*WRITTEN INSTRUCTION*. Each entry below is to be given again word for word, with no pictures.

Collection entries:
--- start ---

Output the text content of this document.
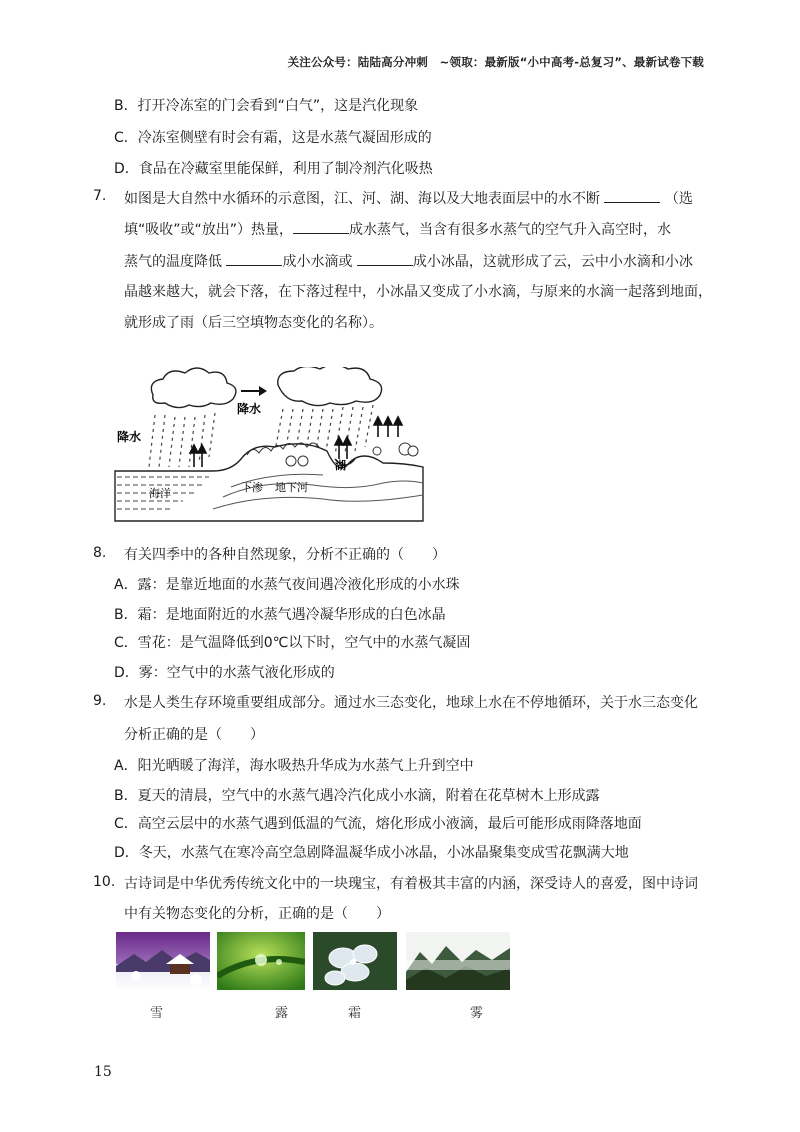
关注公众号：陆陆高分冲刺　~领取：最新版“小中高考-总复习”、最新试卷下载
B．打开冷冻室的门会看到“白气”，这是汽化现象
C．冷冻室侧壁有时会有霜，这是水蒸气凝固形成的
D．食品在冷藏室里能保鲜，利用了制冷剂汽化吸热
7. 如图是大自然中水循环的示意图，江、河、湖、海以及大地表面层中的水不断	（选
填“吸收”或“放出”）热量，	成水蒸气，当含有很多水蒸气的空气升入高空时，水
蒸气的温度降低	成小水滴或	成小冰晶，这就形成了云，云中小水滴和小冰
晶越来越大，就会下落，在下落过程中，小冰晶又变成了小水滴，与原来的水滴一起落到地面，
就形成了雨（后三空填物态变化的名称）。
降水
降水
海洋
湖
下渗 地下河
8. 有关四季中的各种自然现象，分析不正确的（　　）
A．露：是靠近地面的水蒸气夜间遇冷液化形成的小水珠
B．霜：是地面附近的水蒸气遇冷凝华形成的白色冰晶
C．雪花：是气温降低到0℃以下时，空气中的水蒸气凝固
D．雾：空气中的水蒸气液化形成的
9. 水是人类生存环境重要组成部分。通过水三态变化，地球上水在不停地循环，关于水三态变化
分析正确的是（　　）
A．阳光晒暖了海洋，海水吸热升华成为水蒸气上升到空中
B．夏天的清晨，空气中的水蒸气遇冷汽化成小水滴，附着在花草树木上形成露
C．高空云层中的水蒸气遇到低温的气流，熔化形成小液滴，最后可能形成雨降落地面
D．冬天，水蒸气在寒冷高空急剧降温凝华成小冰晶，小冰晶聚集变成雪花飘满大地
10. 古诗词是中华优秀传统文化中的一块瑰宝，有着极其丰富的内涵，深受诗人的喜爱，图中诗词
中有关物态变化的分析，正确的是（　　）
雪	露	霜	雾
15
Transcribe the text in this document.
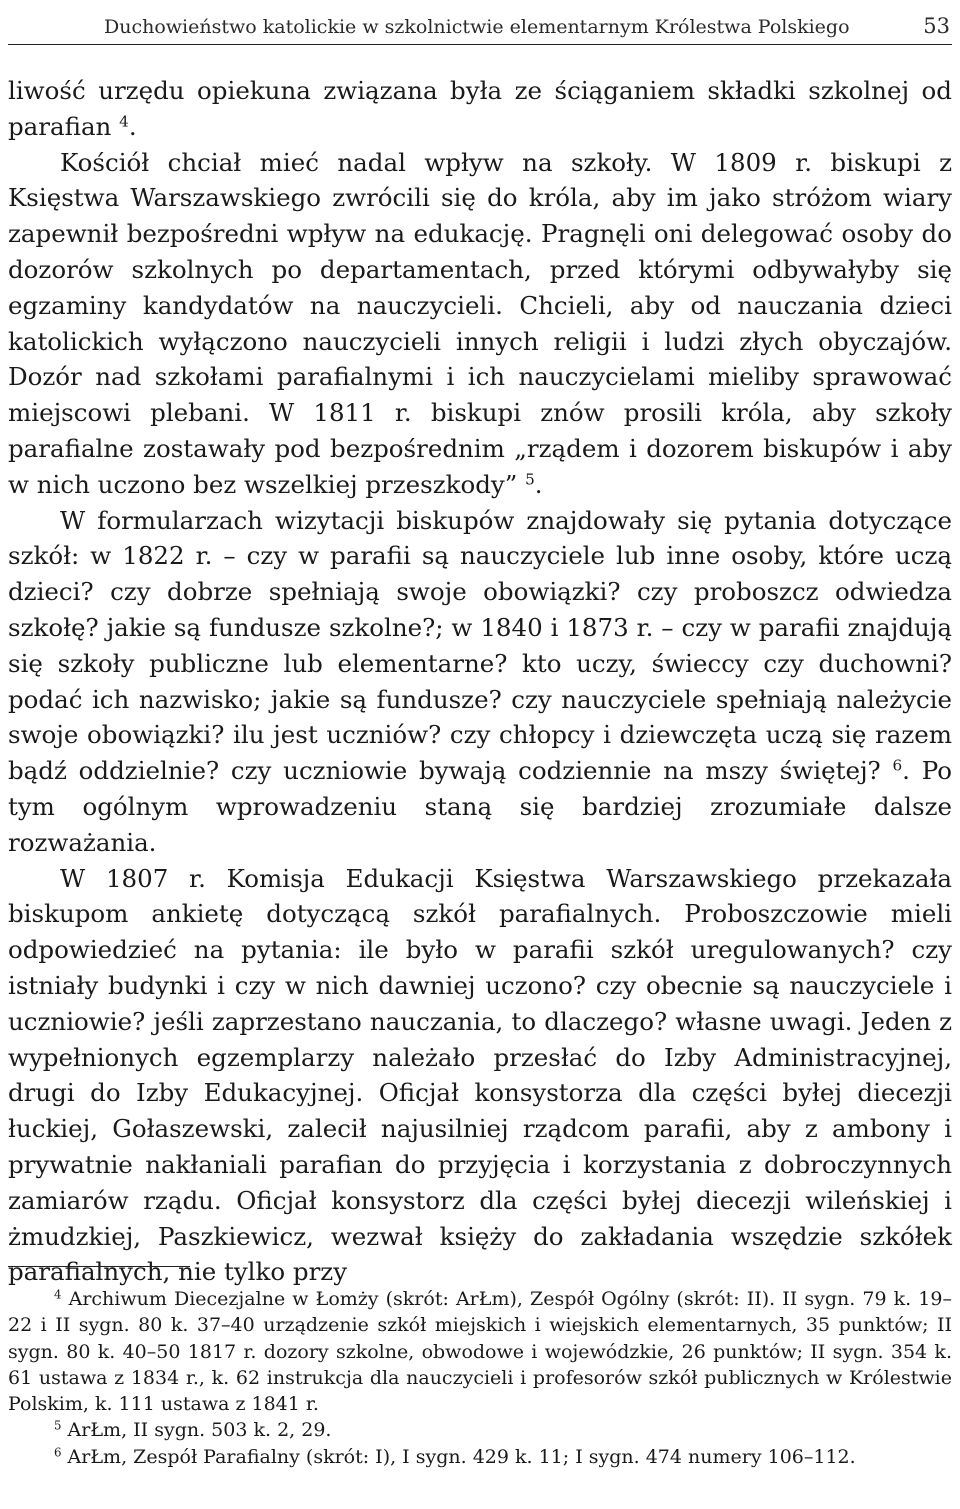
Duchowieństwo katolickie w szkolnictwie elementarnym Królestwa Polskiego	53

liwość urzędu opiekuna związana była ze ściąganiem składki szkolnej od parafian $^4$.

Kościół chciał mieć nadal wpływ na szkoły. W 1809 r. biskupi z Księstwa Warszawskiego zwrócili się do króla, aby im jako stróżom wiary zapewnił bezpośredni wpływ na edukację. Pragnęli oni delegować osoby do dozorów szkolnych po departamentach, przed którymi odbywałyby się egzaminy kandydatów na nauczycieli. Chcieli, aby od nauczania dzieci katolickich wyłączono nauczycieli innych religii i ludzi złych obyczajów. Dozór nad szkołami parafialnymi i ich nauczycielami mieliby sprawować miejscowi plebani. W 1811 r. biskupi znów prosili króla, aby szkoły parafialne zostawały pod bezpośrednim „rządem i dozorem biskupów i aby w nich uczono bez wszelkiej przeszkody” $^5$.

W formularzach wizytacji biskupów znajdowały się pytania dotyczące szkół: w 1822 r. – czy w parafii są nauczyciele lub inne osoby, które uczą dzieci? czy dobrze spełniają swoje obowiązki? czy proboszcz odwiedza szkołę? jakie są fundusze szkolne?; w 1840 i 1873 r. – czy w parafii znajdują się szkoły publiczne lub elementarne? kto uczy, świeccy czy duchowni? podać ich nazwisko; jakie są fundusze? czy nauczyciele spełniają należycie swoje obowiązki? ilu jest uczniów? czy chłopcy i dziewczęta uczą się razem bądź oddzielnie? czy uczniowie bywają codziennie na mszy świętej? $^6$. Po tym ogólnym wprowadzeniu staną się bardziej zrozumiałe dalsze rozważania.

W 1807 r. Komisja Edukacji Księstwa Warszawskiego przekazała biskupom ankietę dotyczącą szkół parafialnych. Proboszczowie mieli odpowiedzieć na pytania: ile było w parafii szkół uregulowanych? czy istniały budynki i czy w nich dawniej uczono? czy obecnie są nauczyciele i uczniowie? jeśli zaprzestano nauczania, to dlaczego? własne uwagi. Jeden z wypełnionych egzemplarzy należało przesłać do Izby Administracyjnej, drugi do Izby Edukacyjnej. Oficjał konsystorza dla części byłej diecezji łuckiej, Gołaszewski, zalecił najusilniej rządcom parafii, aby z ambony i prywatnie nakłaniali parafian do przyjęcia i korzystania z dobroczynnych zamiarów rządu. Oficjał konsystorz dla części byłej diecezji wileńskiej i żmudzkiej, Paszkiewicz, wezwał księży do zakładania wszędzie szkółek parafialnych, nie tylko przy

$^4$ Archiwum Diecezjalne w Łomży (skrót: ArŁm), Zespół Ogólny (skrót: II). II sygn. 79 k. 19–22 i II sygn. 80 k. 37–40 urządzenie szkół miejskich i wiejskich elementarnych, 35 punktów; II sygn. 80 k. 40–50 1817 r. dozory szkolne, obwodowe i wojewódzkie, 26 punktów; II sygn. 354 k. 61 ustawa z 1834 r., k. 62 instrukcja dla nauczycieli i profesorów szkół publicznych w Królestwie Polskim, k. 111 ustawa z 1841 r.

$^5$ ArŁm, II sygn. 503 k. 2, 29.

$^6$ ArŁm, Zespół Parafialny (skrót: I), I sygn. 429 k. 11; I sygn. 474 numery 106–112.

--- end ---

*THE COMPLETED TASK*.
Output the text content of this document.
关注公众号：陆陆高分冲刺　~领取：最新版“小中高考-总复习”、最新试卷下载
B．打开冷冻室的门会看到“白气”，这是汽化现象
C．冷冻室侧壁有时会有霜，这是水蒸气凝固形成的
D．食品在冷藏室里能保鲜，利用了制冷剂汽化吸热
7. 如图是大自然中水循环的示意图，江、河、湖、海以及大地表面层中的水不断	（选
填“吸收”或“放出”）热量，	成水蒸气，当含有很多水蒸气的空气升入高空时，水
蒸气的温度降低	成小水滴或	成小冰晶，这就形成了云，云中小水滴和小冰
晶越来越大，就会下落，在下落过程中，小冰晶又变成了小水滴，与原来的水滴一起落到地面，
就形成了雨（后三空填物态变化的名称）。
降水
降水
海洋
湖
下渗 地下河
8. 有关四季中的各种自然现象，分析不正确的（　　）
A．露：是靠近地面的水蒸气夜间遇冷液化形成的小水珠
B．霜：是地面附近的水蒸气遇冷凝华形成的白色冰晶
C．雪花：是气温降低到0℃以下时，空气中的水蒸气凝固
D．雾：空气中的水蒸气液化形成的
9. 水是人类生存环境重要组成部分。通过水三态变化，地球上水在不停地循环，关于水三态变化
分析正确的是（　　）
A．阳光晒暖了海洋，海水吸热升华成为水蒸气上升到空中
B．夏天的清晨，空气中的水蒸气遇冷汽化成小水滴，附着在花草树木上形成露
C．高空云层中的水蒸气遇到低温的气流，熔化形成小液滴，最后可能形成雨降落地面
D．冬天，水蒸气在寒冷高空急剧降温凝华成小冰晶，小冰晶聚集变成雪花飘满大地
10. 古诗词是中华优秀传统文化中的一块瑰宝，有着极其丰富的内涵，深受诗人的喜爱，图中诗词
中有关物态变化的分析，正确的是（　　）
雪	露	霜	雾
15
Transcribe the text in this document.
Duchowieństwo katolickie w szkolnictwie elementarnym Królestwa Polskiego	53

liwość urzędu opiekuna związana była ze ściąganiem składki szkolnej od parafian $^4$.

Kościół chciał mieć nadal wpływ na szkoły. W 1809 r. biskupi z Księstwa Warszawskiego zwrócili się do króla, aby im jako stróżom wiary zapewnił bezpośredni wpływ na edukację. Pragnęli oni delegować osoby do dozorów szkolnych po departamentach, przed którymi odbywałyby się egzaminy kandydatów na nauczycieli. Chcieli, aby od nauczania dzieci katolickich wyłączono nauczycieli innych religii i ludzi złych obyczajów. Dozór nad szkołami parafialnymi i ich nauczycielami mieliby sprawować miejscowi plebani. W 1811 r. biskupi znów prosili króla, aby szkoły parafialne zostawały pod bezpośrednim „rządem i dozorem biskupów i aby w nich uczono bez wszelkiej przeszkody” $^5$.

W formularzach wizytacji biskupów znajdowały się pytania dotyczące szkół: w 1822 r. – czy w parafii są nauczyciele lub inne osoby, które uczą dzieci? czy dobrze spełniają swoje obowiązki? czy proboszcz odwiedza szkołę? jakie są fundusze szkolne?; w 1840 i 1873 r. – czy w parafii znajdują się szkoły publiczne lub elementarne? kto uczy, świeccy czy duchowni? podać ich nazwisko; jakie są fundusze? czy nauczyciele spełniają należycie swoje obowiązki? ilu jest uczniów? czy chłopcy i dziewczęta uczą się razem bądź oddzielnie? czy uczniowie bywają codziennie na mszy świętej? $^6$. Po tym ogólnym wprowadzeniu staną się bardziej zrozumiałe dalsze rozważania.

W 1807 r. Komisja Edukacji Księstwa Warszawskiego przekazała biskupom ankietę dotyczącą szkół parafialnych. Proboszczowie mieli odpowiedzieć na pytania: ile było w parafii szkół uregulowanych? czy istniały budynki i czy w nich dawniej uczono? czy obecnie są nauczyciele i uczniowie? jeśli zaprzestano nauczania, to dlaczego? własne uwagi. Jeden z wypełnionych egzemplarzy należało przesłać do Izby Administracyjnej, drugi do Izby Edukacyjnej. Oficjał konsystorza dla części byłej diecezji łuckiej, Gołaszewski, zalecił najusilniej rządcom parafii, aby z ambony i prywatnie nakłaniali parafian do przyjęcia i korzystania z dobroczynnych zamiarów rządu. Oficjał konsystorz dla części byłej diecezji wileńskiej i żmudzkiej, Paszkiewicz, wezwał księży do zakładania wszędzie szkółek parafialnych, nie tylko przy

$^4$ Archiwum Diecezjalne w Łomży (skrót: ArŁm), Zespół Ogólny (skrót: II). II sygn. 79 k. 19–22 i II sygn. 80 k. 37–40 urządzenie szkół miejskich i wiejskich elementarnych, 35 punktów; II sygn. 80 k. 40–50 1817 r. dozory szkolne, obwodowe i wojewódzkie, 26 punktów; II sygn. 354 k. 61 ustawa z 1834 r., k. 62 instrukcja dla nauczycieli i profesorów szkół publicznych w Królestwie Polskim, k. 111 ustawa z 1841 r.

$^5$ ArŁm, II sygn. 503 k. 2, 29.

$^6$ ArŁm, Zespół Parafialny (skrót: I), I sygn. 429 k. 11; I sygn. 474 numery 106–112.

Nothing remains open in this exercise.